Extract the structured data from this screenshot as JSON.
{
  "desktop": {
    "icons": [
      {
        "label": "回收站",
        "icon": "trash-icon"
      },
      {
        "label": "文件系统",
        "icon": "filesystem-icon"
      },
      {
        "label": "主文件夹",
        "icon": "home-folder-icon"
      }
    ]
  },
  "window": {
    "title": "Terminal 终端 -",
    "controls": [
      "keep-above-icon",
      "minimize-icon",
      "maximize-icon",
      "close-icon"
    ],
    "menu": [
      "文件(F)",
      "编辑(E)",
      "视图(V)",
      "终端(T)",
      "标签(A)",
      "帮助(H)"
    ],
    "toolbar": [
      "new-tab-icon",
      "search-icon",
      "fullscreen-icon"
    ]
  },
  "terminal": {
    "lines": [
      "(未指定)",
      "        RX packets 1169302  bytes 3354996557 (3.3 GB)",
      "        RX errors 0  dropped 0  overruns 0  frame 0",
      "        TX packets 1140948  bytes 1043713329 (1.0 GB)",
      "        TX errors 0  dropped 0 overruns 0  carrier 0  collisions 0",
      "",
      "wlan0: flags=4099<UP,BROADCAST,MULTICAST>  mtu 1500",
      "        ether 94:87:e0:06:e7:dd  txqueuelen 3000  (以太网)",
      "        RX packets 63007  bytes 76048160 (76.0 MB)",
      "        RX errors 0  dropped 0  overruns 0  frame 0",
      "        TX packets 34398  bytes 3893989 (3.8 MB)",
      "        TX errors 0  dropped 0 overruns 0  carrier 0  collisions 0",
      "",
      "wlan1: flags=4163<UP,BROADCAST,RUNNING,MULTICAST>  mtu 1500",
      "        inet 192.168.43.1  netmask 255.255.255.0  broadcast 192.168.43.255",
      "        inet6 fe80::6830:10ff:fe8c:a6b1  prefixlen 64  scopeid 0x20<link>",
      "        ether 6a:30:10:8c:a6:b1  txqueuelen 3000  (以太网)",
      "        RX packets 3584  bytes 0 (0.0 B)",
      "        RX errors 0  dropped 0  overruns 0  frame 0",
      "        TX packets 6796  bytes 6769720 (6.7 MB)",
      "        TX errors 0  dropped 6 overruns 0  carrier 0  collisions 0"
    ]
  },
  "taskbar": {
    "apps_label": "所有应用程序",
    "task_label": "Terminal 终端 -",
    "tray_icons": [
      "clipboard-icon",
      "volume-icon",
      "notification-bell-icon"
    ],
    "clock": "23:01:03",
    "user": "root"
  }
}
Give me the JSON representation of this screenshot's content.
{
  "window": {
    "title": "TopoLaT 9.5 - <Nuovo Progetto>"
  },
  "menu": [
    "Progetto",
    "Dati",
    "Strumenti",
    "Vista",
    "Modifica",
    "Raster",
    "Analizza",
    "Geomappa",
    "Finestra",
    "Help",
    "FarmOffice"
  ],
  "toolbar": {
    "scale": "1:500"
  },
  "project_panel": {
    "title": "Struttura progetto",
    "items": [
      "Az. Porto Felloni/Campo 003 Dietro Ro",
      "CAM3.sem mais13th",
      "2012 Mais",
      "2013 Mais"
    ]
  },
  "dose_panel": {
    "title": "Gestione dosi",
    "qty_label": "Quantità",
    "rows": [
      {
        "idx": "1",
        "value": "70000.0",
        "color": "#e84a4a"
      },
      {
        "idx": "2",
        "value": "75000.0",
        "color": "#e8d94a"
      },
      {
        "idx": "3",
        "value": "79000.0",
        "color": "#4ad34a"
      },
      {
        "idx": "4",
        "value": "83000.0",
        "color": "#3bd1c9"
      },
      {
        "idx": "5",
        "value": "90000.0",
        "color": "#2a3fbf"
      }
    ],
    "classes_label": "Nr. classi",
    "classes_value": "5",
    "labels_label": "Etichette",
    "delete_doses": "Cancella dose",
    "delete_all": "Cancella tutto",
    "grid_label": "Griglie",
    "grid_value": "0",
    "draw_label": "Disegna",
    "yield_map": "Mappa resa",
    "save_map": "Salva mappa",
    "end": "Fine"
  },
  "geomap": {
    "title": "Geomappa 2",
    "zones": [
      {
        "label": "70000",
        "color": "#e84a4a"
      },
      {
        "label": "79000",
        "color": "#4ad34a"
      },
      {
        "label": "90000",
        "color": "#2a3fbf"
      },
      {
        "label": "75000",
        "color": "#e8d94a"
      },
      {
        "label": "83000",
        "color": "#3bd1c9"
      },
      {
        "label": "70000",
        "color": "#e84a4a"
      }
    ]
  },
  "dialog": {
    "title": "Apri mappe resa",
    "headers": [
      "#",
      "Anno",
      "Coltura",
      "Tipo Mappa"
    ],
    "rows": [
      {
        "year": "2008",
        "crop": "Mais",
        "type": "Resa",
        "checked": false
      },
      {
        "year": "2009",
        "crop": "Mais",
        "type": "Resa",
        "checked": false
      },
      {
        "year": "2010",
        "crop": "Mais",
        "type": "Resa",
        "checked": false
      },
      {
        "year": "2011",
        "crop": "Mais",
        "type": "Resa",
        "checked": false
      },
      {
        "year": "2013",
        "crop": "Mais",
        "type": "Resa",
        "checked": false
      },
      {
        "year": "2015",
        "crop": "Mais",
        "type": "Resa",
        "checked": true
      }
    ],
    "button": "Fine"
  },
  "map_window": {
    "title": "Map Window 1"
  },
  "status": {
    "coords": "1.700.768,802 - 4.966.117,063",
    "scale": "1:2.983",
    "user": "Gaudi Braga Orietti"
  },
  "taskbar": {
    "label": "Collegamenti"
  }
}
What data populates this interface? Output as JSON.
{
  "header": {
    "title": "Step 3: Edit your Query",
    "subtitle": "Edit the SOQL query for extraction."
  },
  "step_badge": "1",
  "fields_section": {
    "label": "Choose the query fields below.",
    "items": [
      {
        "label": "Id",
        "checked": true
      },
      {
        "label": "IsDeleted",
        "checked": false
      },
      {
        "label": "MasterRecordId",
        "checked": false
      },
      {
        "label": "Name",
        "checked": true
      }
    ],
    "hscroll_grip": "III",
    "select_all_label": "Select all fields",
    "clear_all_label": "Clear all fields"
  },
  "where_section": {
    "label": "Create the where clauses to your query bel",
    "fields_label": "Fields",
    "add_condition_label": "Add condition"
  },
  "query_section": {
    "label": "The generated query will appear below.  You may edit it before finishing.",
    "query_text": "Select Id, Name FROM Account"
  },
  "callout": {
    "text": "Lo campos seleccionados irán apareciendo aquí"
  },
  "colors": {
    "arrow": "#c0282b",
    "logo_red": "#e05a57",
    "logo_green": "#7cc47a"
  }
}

• [WHAT TO PRODUCE] Quote every record above exactly.

• [RESPONSE FOR THIS EXERCISE]
Extract the structured data from this screenshot as JSON.
{
  "desktop": {
    "icons": [
      {
        "label": "回收站",
        "icon": "trash-icon"
      },
      {
        "label": "文件系统",
        "icon": "filesystem-icon"
      },
      {
        "label": "主文件夹",
        "icon": "home-folder-icon"
      }
    ]
  },
  "window": {
    "title": "Terminal 终端 -",
    "controls": [
      "keep-above-icon",
      "minimize-icon",
      "maximize-icon",
      "close-icon"
    ],
    "menu": [
      "文件(F)",
      "编辑(E)",
      "视图(V)",
      "终端(T)",
      "标签(A)",
      "帮助(H)"
    ],
    "toolbar": [
      "new-tab-icon",
      "search-icon",
      "fullscreen-icon"
    ]
  },
  "terminal": {
    "lines": [
      "(未指定)",
      "        RX packets 1169302  bytes 3354996557 (3.3 GB)",
      "        RX errors 0  dropped 0  overruns 0  frame 0",
      "        TX packets 1140948  bytes 1043713329 (1.0 GB)",
      "        TX errors 0  dropped 0 overruns 0  carrier 0  collisions 0",
      "",
      "wlan0: flags=4099<UP,BROADCAST,MULTICAST>  mtu 1500",
      "        ether 94:87:e0:06:e7:dd  txqueuelen 3000  (以太网)",
      "        RX packets 63007  bytes 76048160 (76.0 MB)",
      "        RX errors 0  dropped 0  overruns 0  frame 0",
      "        TX packets 34398  bytes 3893989 (3.8 MB)",
      "        TX errors 0  dropped 0 overruns 0  carrier 0  collisions 0",
      "",
      "wlan1: flags=4163<UP,BROADCAST,RUNNING,MULTICAST>  mtu 1500",
      "        inet 192.168.43.1  netmask 255.255.255.0  broadcast 192.168.43.255",
      "        inet6 fe80::6830:10ff:fe8c:a6b1  prefixlen 64  scopeid 0x20<link>",
      "        ether 6a:30:10:8c:a6:b1  txqueuelen 3000  (以太网)",
      "        RX packets 3584  bytes 0 (0.0 B)",
      "        RX errors 0  dropped 0  overruns 0  frame 0",
      "        TX packets 6796  bytes 6769720 (6.7 MB)",
      "        TX errors 0  dropped 6 overruns 0  carrier 0  collisions 0"
    ]
  },
  "taskbar": {
    "apps_label": "所有应用程序",
    "task_label": "Terminal 终端 -",
    "tray_icons": [
      "clipboard-icon",
      "volume-icon",
      "notification-bell-icon"
    ],
    "clock": "23:01:03",
    "user": "root"
  }
}
Give me the JSON representation of this screenshot's content.
{
  "window": {
    "title": "TopoLaT 9.5 - <Nuovo Progetto>"
  },
  "menu": [
    "Progetto",
    "Dati",
    "Strumenti",
    "Vista",
    "Modifica",
    "Raster",
    "Analizza",
    "Geomappa",
    "Finestra",
    "Help",
    "FarmOffice"
  ],
  "toolbar": {
    "scale": "1:500"
  },
  "project_panel": {
    "title": "Struttura progetto",
    "items": [
      "Az. Porto Felloni/Campo 003 Dietro Ro",
      "CAM3.sem mais13th",
      "2012 Mais",
      "2013 Mais"
    ]
  },
  "dose_panel": {
    "title": "Gestione dosi",
    "qty_label": "Quantità",
    "rows": [
      {
        "idx": "1",
        "value": "70000.0",
        "color": "#e84a4a"
      },
      {
        "idx": "2",
        "value": "75000.0",
        "color": "#e8d94a"
      },
      {
        "idx": "3",
        "value": "79000.0",
        "color": "#4ad34a"
      },
      {
        "idx": "4",
        "value": "83000.0",
        "color": "#3bd1c9"
      },
      {
        "idx": "5",
        "value": "90000.0",
        "color": "#2a3fbf"
      }
    ],
    "classes_label": "Nr. classi",
    "classes_value": "5",
    "labels_label": "Etichette",
    "delete_doses": "Cancella dose",
    "delete_all": "Cancella tutto",
    "grid_label": "Griglie",
    "grid_value": "0",
    "draw_label": "Disegna",
    "yield_map": "Mappa resa",
    "save_map": "Salva mappa",
    "end": "Fine"
  },
  "geomap": {
    "title": "Geomappa 2",
    "zones": [
      {
        "label": "70000",
        "color": "#e84a4a"
      },
      {
        "label": "79000",
        "color": "#4ad34a"
      },
      {
        "label": "90000",
        "color": "#2a3fbf"
      },
      {
        "label": "75000",
        "color": "#e8d94a"
      },
      {
        "label": "83000",
        "color": "#3bd1c9"
      },
      {
        "label": "70000",
        "color": "#e84a4a"
      }
    ]
  },
  "dialog": {
    "title": "Apri mappe resa",
    "headers": [
      "#",
      "Anno",
      "Coltura",
      "Tipo Mappa"
    ],
    "rows": [
      {
        "year": "2008",
        "crop": "Mais",
        "type": "Resa",
        "checked": false
      },
      {
        "year": "2009",
        "crop": "Mais",
        "type": "Resa",
        "checked": false
      },
      {
        "year": "2010",
        "crop": "Mais",
        "type": "Resa",
        "checked": false
      },
      {
        "year": "2011",
        "crop": "Mais",
        "type": "Resa",
        "checked": false
      },
      {
        "year": "2013",
        "crop": "Mais",
        "type": "Resa",
        "checked": false
      },
      {
        "year": "2015",
        "crop": "Mais",
        "type": "Resa",
        "checked": true
      }
    ],
    "button": "Fine"
  },
  "map_window": {
    "title": "Map Window 1"
  },
  "status": {
    "coords": "1.700.768,802 - 4.966.117,063",
    "scale": "1:2.983",
    "user": "Gaudi Braga Orietti"
  },
  "taskbar": {
    "label": "Collegamenti"
  }
}
What data populates this interface? Output as JSON.
{
  "header": {
    "title": "Step 3: Edit your Query",
    "subtitle": "Edit the SOQL query for extraction."
  },
  "step_badge": "1",
  "fields_section": {
    "label": "Choose the query fields below.",
    "items": [
      {
        "label": "Id",
        "checked": true
      },
      {
        "label": "IsDeleted",
        "checked": false
      },
      {
        "label": "MasterRecordId",
        "checked": false
      },
      {
        "label": "Name",
        "checked": true
      }
    ],
    "hscroll_grip": "III",
    "select_all_label": "Select all fields",
    "clear_all_label": "Clear all fields"
  },
  "where_section": {
    "label": "Create the where clauses to your query bel",
    "fields_label": "Fields",
    "add_condition_label": "Add condition"
  },
  "query_section": {
    "label": "The generated query will appear below.  You may edit it before finishing.",
    "query_text": "Select Id, Name FROM Account"
  },
  "callout": {
    "text": "Lo campos seleccionados irán apareciendo aquí"
  },
  "colors": {
    "arrow": "#c0282b",
    "logo_red": "#e05a57",
    "logo_green": "#7cc47a"
  }
}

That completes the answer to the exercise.